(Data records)

# # # # #

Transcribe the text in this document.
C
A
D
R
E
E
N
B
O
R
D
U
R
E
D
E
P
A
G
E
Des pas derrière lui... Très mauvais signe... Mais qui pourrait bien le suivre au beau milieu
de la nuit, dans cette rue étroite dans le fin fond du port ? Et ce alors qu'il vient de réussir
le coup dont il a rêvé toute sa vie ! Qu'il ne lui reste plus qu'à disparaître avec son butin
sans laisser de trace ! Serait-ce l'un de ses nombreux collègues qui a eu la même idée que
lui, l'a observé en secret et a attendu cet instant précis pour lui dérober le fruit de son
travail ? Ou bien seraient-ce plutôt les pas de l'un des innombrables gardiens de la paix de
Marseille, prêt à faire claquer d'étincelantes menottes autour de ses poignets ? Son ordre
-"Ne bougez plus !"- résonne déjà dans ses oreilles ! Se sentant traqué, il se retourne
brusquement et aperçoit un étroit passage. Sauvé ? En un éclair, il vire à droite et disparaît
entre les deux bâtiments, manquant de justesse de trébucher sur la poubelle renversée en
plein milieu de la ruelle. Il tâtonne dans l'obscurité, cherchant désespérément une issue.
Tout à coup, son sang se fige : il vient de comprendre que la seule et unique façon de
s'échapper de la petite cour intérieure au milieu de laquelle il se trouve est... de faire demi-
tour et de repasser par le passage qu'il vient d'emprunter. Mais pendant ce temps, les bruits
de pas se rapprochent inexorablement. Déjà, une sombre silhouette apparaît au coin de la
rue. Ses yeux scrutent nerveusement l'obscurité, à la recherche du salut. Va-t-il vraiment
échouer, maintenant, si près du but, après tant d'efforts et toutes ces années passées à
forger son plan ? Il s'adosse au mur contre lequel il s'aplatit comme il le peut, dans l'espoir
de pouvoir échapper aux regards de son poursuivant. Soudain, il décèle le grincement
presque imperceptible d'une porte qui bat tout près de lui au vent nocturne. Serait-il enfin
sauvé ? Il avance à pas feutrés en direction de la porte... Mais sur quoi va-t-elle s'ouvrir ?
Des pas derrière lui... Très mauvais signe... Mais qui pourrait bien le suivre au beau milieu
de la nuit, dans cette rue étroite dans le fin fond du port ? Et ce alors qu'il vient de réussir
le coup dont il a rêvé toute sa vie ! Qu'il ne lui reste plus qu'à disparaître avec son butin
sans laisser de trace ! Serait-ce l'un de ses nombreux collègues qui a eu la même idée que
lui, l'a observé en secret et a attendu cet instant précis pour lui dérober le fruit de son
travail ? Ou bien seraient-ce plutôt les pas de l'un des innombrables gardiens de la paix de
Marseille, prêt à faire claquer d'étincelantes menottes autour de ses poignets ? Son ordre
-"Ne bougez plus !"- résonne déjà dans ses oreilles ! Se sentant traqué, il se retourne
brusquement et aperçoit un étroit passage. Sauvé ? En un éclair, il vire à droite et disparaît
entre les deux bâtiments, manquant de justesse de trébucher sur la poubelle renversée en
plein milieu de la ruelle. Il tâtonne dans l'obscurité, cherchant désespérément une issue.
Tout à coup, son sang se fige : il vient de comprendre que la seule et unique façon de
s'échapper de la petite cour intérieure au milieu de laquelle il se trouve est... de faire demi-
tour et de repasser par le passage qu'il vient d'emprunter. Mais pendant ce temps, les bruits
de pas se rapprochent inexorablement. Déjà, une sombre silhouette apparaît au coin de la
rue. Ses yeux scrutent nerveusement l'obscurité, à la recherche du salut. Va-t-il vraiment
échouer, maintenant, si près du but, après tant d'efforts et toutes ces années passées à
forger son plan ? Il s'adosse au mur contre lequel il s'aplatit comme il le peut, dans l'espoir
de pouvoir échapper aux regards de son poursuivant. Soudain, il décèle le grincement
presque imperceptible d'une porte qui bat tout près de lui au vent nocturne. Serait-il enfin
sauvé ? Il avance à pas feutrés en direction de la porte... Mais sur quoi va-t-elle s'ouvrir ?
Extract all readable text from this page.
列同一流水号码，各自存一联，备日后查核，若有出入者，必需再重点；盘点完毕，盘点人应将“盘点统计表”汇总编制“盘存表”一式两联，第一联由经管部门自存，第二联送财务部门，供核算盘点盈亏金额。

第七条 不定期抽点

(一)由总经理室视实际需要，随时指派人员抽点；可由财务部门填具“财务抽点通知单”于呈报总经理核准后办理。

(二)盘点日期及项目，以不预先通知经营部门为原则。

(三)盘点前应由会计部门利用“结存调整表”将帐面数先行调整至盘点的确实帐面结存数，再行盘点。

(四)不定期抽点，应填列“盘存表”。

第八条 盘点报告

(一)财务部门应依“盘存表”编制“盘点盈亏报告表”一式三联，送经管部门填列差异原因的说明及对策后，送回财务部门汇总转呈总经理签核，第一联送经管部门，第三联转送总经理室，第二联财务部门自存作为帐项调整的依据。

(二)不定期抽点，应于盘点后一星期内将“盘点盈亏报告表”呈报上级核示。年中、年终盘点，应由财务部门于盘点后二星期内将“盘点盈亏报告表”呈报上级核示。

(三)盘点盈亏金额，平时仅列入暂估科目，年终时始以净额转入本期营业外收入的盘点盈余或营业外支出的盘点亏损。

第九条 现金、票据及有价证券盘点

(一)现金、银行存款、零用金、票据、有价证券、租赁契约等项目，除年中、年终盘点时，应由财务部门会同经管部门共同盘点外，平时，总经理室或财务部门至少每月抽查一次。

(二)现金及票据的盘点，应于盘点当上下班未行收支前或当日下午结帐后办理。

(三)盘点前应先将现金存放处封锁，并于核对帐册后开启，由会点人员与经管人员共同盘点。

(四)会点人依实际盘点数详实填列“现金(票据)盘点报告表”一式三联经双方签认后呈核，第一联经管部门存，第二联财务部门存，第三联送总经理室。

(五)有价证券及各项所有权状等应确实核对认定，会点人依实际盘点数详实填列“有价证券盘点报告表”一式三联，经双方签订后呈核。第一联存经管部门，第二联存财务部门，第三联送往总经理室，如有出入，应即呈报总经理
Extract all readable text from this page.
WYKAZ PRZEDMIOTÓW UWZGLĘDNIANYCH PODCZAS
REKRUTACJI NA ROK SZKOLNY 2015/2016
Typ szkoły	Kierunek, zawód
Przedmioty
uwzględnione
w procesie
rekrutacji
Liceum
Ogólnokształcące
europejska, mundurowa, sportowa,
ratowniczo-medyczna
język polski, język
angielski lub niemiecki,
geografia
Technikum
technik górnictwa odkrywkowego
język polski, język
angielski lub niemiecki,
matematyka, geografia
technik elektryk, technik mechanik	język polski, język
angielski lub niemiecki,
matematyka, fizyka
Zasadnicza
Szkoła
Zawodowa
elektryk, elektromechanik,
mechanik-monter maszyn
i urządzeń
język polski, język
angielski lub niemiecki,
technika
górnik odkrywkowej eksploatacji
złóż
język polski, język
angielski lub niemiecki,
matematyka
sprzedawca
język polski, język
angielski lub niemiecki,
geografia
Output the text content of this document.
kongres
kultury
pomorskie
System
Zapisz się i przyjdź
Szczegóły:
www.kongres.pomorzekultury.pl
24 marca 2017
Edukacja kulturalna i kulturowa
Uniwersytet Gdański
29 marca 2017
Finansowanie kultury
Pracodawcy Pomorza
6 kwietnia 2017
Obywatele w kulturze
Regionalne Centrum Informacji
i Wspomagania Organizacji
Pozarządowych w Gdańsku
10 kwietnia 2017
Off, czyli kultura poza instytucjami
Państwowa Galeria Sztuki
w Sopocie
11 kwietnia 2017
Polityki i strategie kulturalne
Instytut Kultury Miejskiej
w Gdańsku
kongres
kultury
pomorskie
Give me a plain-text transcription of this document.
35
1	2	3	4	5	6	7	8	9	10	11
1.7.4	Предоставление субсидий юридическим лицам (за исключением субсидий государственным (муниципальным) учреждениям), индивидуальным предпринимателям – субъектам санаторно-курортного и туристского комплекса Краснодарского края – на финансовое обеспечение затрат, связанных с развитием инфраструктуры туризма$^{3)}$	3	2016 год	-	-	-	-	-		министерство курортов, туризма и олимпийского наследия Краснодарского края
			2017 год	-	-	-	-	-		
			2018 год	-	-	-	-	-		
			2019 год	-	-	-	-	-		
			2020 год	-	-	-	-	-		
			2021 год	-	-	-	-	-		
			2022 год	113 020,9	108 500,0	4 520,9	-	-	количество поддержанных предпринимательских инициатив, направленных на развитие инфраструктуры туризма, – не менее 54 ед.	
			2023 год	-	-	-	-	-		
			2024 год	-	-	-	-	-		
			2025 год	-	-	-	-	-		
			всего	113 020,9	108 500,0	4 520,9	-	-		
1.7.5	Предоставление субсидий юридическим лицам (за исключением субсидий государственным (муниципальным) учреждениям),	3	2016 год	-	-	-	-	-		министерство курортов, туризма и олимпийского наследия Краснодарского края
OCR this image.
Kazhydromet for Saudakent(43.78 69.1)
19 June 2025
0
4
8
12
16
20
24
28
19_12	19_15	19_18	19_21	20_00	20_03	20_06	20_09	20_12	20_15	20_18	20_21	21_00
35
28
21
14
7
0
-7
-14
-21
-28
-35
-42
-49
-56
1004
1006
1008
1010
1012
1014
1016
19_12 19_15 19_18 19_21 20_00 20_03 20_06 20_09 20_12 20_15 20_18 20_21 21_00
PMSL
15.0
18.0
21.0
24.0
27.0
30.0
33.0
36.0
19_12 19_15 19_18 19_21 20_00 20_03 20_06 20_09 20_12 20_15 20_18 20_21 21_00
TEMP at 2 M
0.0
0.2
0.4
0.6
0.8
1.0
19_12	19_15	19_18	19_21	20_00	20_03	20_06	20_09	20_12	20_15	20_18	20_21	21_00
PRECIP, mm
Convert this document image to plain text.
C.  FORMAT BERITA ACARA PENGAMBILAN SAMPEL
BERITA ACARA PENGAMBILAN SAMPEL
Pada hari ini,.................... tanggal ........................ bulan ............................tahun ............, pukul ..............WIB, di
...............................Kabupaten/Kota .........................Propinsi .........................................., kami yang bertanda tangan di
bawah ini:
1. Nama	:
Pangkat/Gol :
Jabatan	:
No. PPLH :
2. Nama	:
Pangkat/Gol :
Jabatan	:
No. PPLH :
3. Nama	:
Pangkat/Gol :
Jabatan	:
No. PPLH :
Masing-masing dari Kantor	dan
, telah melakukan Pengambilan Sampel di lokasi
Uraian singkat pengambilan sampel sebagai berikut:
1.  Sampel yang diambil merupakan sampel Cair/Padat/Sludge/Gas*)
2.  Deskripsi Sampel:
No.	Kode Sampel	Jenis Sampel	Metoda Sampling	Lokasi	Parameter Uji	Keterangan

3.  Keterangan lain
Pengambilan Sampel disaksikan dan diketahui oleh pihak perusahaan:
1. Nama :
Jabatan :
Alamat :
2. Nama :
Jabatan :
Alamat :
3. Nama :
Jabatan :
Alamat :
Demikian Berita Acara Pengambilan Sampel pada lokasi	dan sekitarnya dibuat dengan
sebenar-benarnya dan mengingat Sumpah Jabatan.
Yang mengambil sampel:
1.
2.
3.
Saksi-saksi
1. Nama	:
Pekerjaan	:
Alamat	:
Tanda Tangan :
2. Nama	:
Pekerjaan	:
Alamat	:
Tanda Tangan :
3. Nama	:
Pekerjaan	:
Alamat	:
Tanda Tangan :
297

# # # # #

Locate the word "Keterangan" in the entries, and copy every line where it is found.

No.	Kode Sampel	Jenis Sampel	Metoda Sampling	Lokasi	Parameter Uji	Keterangan
3.  Keterangan lain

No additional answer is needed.